MATERIAL TO PROCESS:

## start

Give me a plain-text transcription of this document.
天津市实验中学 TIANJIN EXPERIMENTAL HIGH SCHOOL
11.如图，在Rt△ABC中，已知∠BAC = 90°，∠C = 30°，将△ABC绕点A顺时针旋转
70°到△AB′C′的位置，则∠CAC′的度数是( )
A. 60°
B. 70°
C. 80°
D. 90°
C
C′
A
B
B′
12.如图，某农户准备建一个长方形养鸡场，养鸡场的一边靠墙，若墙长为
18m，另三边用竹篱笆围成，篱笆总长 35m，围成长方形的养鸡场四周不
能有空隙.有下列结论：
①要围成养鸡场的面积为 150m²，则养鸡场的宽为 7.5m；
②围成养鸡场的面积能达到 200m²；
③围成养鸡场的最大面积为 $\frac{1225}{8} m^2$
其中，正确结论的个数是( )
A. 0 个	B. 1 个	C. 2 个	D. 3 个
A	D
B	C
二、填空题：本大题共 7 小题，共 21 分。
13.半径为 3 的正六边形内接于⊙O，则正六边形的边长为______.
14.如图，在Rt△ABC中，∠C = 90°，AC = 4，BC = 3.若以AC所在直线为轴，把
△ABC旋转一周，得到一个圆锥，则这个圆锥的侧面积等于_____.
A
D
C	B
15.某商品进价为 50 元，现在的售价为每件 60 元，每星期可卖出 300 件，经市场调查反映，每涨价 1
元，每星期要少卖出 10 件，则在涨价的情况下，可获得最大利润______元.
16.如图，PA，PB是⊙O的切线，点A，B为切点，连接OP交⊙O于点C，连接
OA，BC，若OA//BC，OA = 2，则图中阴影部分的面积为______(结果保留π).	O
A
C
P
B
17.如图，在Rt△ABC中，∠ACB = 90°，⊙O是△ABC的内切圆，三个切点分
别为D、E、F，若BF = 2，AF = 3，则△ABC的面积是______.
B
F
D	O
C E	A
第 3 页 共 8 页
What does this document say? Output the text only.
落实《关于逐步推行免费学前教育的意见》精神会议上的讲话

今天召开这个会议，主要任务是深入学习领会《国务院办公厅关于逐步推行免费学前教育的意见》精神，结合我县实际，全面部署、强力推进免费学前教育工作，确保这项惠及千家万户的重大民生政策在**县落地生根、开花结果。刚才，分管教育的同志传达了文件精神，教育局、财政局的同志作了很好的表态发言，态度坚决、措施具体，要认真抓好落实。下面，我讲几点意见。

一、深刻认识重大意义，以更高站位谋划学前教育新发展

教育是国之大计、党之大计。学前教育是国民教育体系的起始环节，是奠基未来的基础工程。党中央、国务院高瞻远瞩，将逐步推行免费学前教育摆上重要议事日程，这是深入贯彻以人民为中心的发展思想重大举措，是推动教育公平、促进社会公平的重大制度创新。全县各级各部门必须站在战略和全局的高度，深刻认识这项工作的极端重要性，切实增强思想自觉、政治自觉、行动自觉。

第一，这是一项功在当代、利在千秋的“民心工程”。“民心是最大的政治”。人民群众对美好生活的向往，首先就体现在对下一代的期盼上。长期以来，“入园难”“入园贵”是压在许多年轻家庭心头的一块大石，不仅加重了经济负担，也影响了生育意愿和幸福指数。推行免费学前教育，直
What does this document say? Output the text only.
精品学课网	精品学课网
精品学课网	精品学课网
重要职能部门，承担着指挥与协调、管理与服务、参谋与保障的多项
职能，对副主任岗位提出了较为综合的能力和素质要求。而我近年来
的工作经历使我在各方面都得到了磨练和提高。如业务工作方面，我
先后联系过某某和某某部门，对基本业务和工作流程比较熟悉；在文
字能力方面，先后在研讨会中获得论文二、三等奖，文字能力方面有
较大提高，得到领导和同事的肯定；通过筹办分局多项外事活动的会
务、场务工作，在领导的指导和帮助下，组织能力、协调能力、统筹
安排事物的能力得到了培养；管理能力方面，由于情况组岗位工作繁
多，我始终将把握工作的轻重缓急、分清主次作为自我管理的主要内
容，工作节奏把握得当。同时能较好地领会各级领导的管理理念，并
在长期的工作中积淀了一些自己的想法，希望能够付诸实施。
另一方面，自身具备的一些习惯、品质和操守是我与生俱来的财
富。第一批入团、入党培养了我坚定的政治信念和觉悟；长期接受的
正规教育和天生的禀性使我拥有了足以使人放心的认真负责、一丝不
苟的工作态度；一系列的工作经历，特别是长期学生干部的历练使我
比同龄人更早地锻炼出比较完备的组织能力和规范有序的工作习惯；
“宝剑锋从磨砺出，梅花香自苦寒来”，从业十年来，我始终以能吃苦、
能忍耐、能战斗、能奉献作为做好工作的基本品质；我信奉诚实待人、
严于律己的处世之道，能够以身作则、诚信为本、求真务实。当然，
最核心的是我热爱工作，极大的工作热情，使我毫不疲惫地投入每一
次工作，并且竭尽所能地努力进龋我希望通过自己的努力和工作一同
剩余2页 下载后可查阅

## end

Every entry should be printed again exactly as written.

CORRECT ANSWER:
Give me a plain-text transcription of this document.
天津市实验中学 TIANJIN EXPERIMENTAL HIGH SCHOOL
11.如图，在Rt△ABC中，已知∠BAC = 90°，∠C = 30°，将△ABC绕点A顺时针旋转
70°到△AB′C′的位置，则∠CAC′的度数是( )
A. 60°
B. 70°
C. 80°
D. 90°
C
C′
A
B
B′
12.如图，某农户准备建一个长方形养鸡场，养鸡场的一边靠墙，若墙长为
18m，另三边用竹篱笆围成，篱笆总长 35m，围成长方形的养鸡场四周不
能有空隙.有下列结论：
①要围成养鸡场的面积为 150m²，则养鸡场的宽为 7.5m；
②围成养鸡场的面积能达到 200m²；
③围成养鸡场的最大面积为 $\frac{1225}{8} m^2$
其中，正确结论的个数是( )
A. 0 个	B. 1 个	C. 2 个	D. 3 个
A	D
B	C
二、填空题：本大题共 7 小题，共 21 分。
13.半径为 3 的正六边形内接于⊙O，则正六边形的边长为______.
14.如图，在Rt△ABC中，∠C = 90°，AC = 4，BC = 3.若以AC所在直线为轴，把
△ABC旋转一周，得到一个圆锥，则这个圆锥的侧面积等于_____.
A
D
C	B
15.某商品进价为 50 元，现在的售价为每件 60 元，每星期可卖出 300 件，经市场调查反映，每涨价 1
元，每星期要少卖出 10 件，则在涨价的情况下，可获得最大利润______元.
16.如图，PA，PB是⊙O的切线，点A，B为切点，连接OP交⊙O于点C，连接
OA，BC，若OA//BC，OA = 2，则图中阴影部分的面积为______(结果保留π).	O
A
C
P
B
17.如图，在Rt△ABC中，∠ACB = 90°，⊙O是△ABC的内切圆，三个切点分
别为D、E、F，若BF = 2，AF = 3，则△ABC的面积是______.
B
F
D	O
C E	A
第 3 页 共 8 页
What does this document say? Output the text only.
落实《关于逐步推行免费学前教育的意见》精神会议上的讲话

今天召开这个会议，主要任务是深入学习领会《国务院办公厅关于逐步推行免费学前教育的意见》精神，结合我县实际，全面部署、强力推进免费学前教育工作，确保这项惠及千家万户的重大民生政策在**县落地生根、开花结果。刚才，分管教育的同志传达了文件精神，教育局、财政局的同志作了很好的表态发言，态度坚决、措施具体，要认真抓好落实。下面，我讲几点意见。

一、深刻认识重大意义，以更高站位谋划学前教育新发展

教育是国之大计、党之大计。学前教育是国民教育体系的起始环节，是奠基未来的基础工程。党中央、国务院高瞻远瞩，将逐步推行免费学前教育摆上重要议事日程，这是深入贯彻以人民为中心的发展思想重大举措，是推动教育公平、促进社会公平的重大制度创新。全县各级各部门必须站在战略和全局的高度，深刻认识这项工作的极端重要性，切实增强思想自觉、政治自觉、行动自觉。

第一，这是一项功在当代、利在千秋的“民心工程”。“民心是最大的政治”。人民群众对美好生活的向往，首先就体现在对下一代的期盼上。长期以来，“入园难”“入园贵”是压在许多年轻家庭心头的一块大石，不仅加重了经济负担，也影响了生育意愿和幸福指数。推行免费学前教育，直
What does this document say? Output the text only.
精品学课网	精品学课网
精品学课网	精品学课网
重要职能部门，承担着指挥与协调、管理与服务、参谋与保障的多项
职能，对副主任岗位提出了较为综合的能力和素质要求。而我近年来
的工作经历使我在各方面都得到了磨练和提高。如业务工作方面，我
先后联系过某某和某某部门，对基本业务和工作流程比较熟悉；在文
字能力方面，先后在研讨会中获得论文二、三等奖，文字能力方面有
较大提高，得到领导和同事的肯定；通过筹办分局多项外事活动的会
务、场务工作，在领导的指导和帮助下，组织能力、协调能力、统筹
安排事物的能力得到了培养；管理能力方面，由于情况组岗位工作繁
多，我始终将把握工作的轻重缓急、分清主次作为自我管理的主要内
容，工作节奏把握得当。同时能较好地领会各级领导的管理理念，并
在长期的工作中积淀了一些自己的想法，希望能够付诸实施。
另一方面，自身具备的一些习惯、品质和操守是我与生俱来的财
富。第一批入团、入党培养了我坚定的政治信念和觉悟；长期接受的
正规教育和天生的禀性使我拥有了足以使人放心的认真负责、一丝不
苟的工作态度；一系列的工作经历，特别是长期学生干部的历练使我
比同龄人更早地锻炼出比较完备的组织能力和规范有序的工作习惯；
“宝剑锋从磨砺出，梅花香自苦寒来”，从业十年来，我始终以能吃苦、
能忍耐、能战斗、能奉献作为做好工作的基本品质；我信奉诚实待人、
严于律己的处世之道，能够以身作则、诚信为本、求真务实。当然，
最核心的是我热爱工作，极大的工作热情，使我毫不疲惫地投入每一
次工作，并且竭尽所能地努力进龋我希望通过自己的努力和工作一同
剩余2页 下载后可查阅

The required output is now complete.